## Exercise aim
Copy each line of the data below with the word "policy".

## Records provided

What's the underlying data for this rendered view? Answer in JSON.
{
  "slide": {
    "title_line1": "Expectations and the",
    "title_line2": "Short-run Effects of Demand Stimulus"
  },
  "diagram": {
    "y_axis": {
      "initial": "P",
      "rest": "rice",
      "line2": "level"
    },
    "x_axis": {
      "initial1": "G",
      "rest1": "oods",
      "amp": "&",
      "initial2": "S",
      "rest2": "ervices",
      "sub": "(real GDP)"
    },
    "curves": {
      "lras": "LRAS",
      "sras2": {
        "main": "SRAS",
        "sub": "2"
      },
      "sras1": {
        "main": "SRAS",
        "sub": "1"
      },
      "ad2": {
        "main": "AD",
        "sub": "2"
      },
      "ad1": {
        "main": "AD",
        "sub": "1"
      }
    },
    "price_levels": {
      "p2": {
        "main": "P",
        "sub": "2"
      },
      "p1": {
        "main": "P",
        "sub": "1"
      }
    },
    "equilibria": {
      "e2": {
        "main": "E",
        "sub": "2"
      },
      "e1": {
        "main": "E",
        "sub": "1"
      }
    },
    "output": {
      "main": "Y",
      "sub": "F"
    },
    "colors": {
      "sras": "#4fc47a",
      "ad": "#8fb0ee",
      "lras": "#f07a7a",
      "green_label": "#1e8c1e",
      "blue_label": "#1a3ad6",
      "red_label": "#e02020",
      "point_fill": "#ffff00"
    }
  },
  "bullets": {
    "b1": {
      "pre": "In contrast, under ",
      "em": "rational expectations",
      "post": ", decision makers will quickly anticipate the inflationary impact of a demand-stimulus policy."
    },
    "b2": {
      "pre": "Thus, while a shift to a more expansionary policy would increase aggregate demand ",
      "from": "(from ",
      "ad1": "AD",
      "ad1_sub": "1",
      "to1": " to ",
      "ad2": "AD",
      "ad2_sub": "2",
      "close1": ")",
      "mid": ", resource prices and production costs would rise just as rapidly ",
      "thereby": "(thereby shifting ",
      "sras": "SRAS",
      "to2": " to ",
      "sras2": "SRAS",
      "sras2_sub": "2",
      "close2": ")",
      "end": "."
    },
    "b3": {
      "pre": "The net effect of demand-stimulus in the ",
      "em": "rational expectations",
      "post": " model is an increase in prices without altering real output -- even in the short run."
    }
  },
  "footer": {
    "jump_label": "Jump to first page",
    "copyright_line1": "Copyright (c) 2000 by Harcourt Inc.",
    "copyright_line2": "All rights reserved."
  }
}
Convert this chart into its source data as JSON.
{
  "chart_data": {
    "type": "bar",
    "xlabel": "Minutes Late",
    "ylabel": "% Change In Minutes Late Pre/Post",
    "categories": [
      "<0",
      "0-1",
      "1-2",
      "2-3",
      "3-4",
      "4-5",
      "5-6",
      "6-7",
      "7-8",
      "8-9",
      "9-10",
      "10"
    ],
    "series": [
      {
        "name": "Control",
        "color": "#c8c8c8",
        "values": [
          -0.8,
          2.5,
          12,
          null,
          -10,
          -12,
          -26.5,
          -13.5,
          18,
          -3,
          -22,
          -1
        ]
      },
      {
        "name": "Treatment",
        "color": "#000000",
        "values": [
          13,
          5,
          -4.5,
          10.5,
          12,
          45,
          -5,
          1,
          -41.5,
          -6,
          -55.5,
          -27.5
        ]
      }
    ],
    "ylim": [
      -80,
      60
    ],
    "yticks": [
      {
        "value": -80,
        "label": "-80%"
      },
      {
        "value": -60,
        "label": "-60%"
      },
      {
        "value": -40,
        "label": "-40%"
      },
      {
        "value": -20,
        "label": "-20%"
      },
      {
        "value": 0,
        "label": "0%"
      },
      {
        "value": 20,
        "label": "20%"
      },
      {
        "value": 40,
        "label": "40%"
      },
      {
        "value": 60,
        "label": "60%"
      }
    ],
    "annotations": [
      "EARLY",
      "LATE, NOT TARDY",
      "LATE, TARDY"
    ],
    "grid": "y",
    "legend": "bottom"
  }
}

## Worked answer
      "post": ", decision makers will quickly anticipate the inflationary impact of a demand-stimulus policy."
      "pre": "Thus, while a shift to a more expansionary policy would increase aggregate demand ",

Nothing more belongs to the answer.